# Written problem
Reproduce the listing word for word, leaving every picture behind.

# The records
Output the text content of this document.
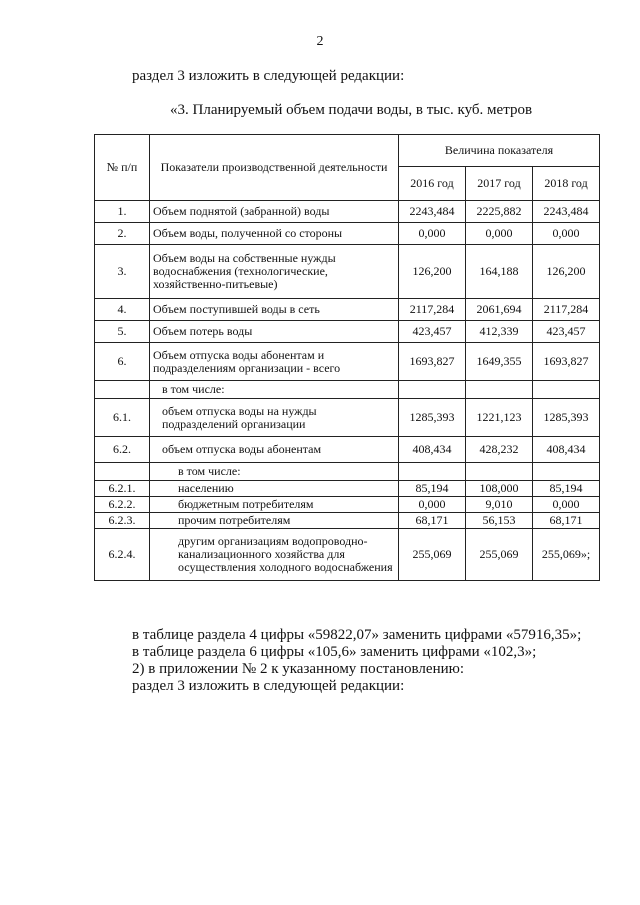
2
раздел 3 изложить в следующей редакции:
«3. Планируемый объем подачи воды, в тыс. куб. метров
№ п/п	Показатели производственной деятельности	Величина показателя		
		2016 год	2017 год	2018 год
1.	Объем поднятой (забранной) воды	2243,484	2225,882	2243,484
2.	Объем воды, полученной со стороны	0,000	0,000	0,000
3.	Объем воды на собственные нужды водоснабжения (технологические, хозяйственно-питьевые)	126,200	164,188	126,200
4.	Объем поступившей воды в сеть	2117,284	2061,694	2117,284
5.	Объем потерь воды	423,457	412,339	423,457
6.	Объем отпуска воды абонентам и подразделениям организации - всего	1693,827	1649,355	1693,827
	в том числе:			
6.1.	объем отпуска воды на нужды подразделений организации	1285,393	1221,123	1285,393
6.2.	объем отпуска воды абонентам	408,434	428,232	408,434
	в том числе:			
6.2.1.	населению	85,194	108,000	85,194
6.2.2.	бюджетным потребителям	0,000	9,010	0,000
6.2.3.	прочим потребителям	68,171	56,153	68,171
6.2.4.	другим организациям водопроводно-канализационного хозяйства для осуществления холодного водоснабжения	255,069	255,069	255,069»;
в таблице раздела 4 цифры «59822,07» заменить цифрами «57916,35»;
в таблице раздела 6 цифры «105,6» заменить цифрами «102,3»;
2) в приложении № 2 к указанному постановлению:
раздел 3 изложить в следующей редакции:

# Written solution
Output the text content of this document.
2
раздел 3 изложить в следующей редакции:
«3. Планируемый объем подачи воды, в тыс. куб. метров
№ п/п	Показатели производственной деятельности	Величина показателя		
		2016 год	2017 год	2018 год
1.	Объем поднятой (забранной) воды	2243,484	2225,882	2243,484
2.	Объем воды, полученной со стороны	0,000	0,000	0,000
3.	Объем воды на собственные нужды водоснабжения (технологические, хозяйственно-питьевые)	126,200	164,188	126,200
4.	Объем поступившей воды в сеть	2117,284	2061,694	2117,284
5.	Объем потерь воды	423,457	412,339	423,457
6.	Объем отпуска воды абонентам и подразделениям организации - всего	1693,827	1649,355	1693,827
	в том числе:			
6.1.	объем отпуска воды на нужды подразделений организации	1285,393	1221,123	1285,393
6.2.	объем отпуска воды абонентам	408,434	428,232	408,434
	в том числе:			
6.2.1.	населению	85,194	108,000	85,194
6.2.2.	бюджетным потребителям	0,000	9,010	0,000
6.2.3.	прочим потребителям	68,171	56,153	68,171
6.2.4.	другим организациям водопроводно-канализационного хозяйства для осуществления холодного водоснабжения	255,069	255,069	255,069»;
в таблице раздела 4 цифры «59822,07» заменить цифрами «57916,35»;
в таблице раздела 6 цифры «105,6» заменить цифрами «102,3»;
2) в приложении № 2 к указанному постановлению:
раздел 3 изложить в следующей редакции:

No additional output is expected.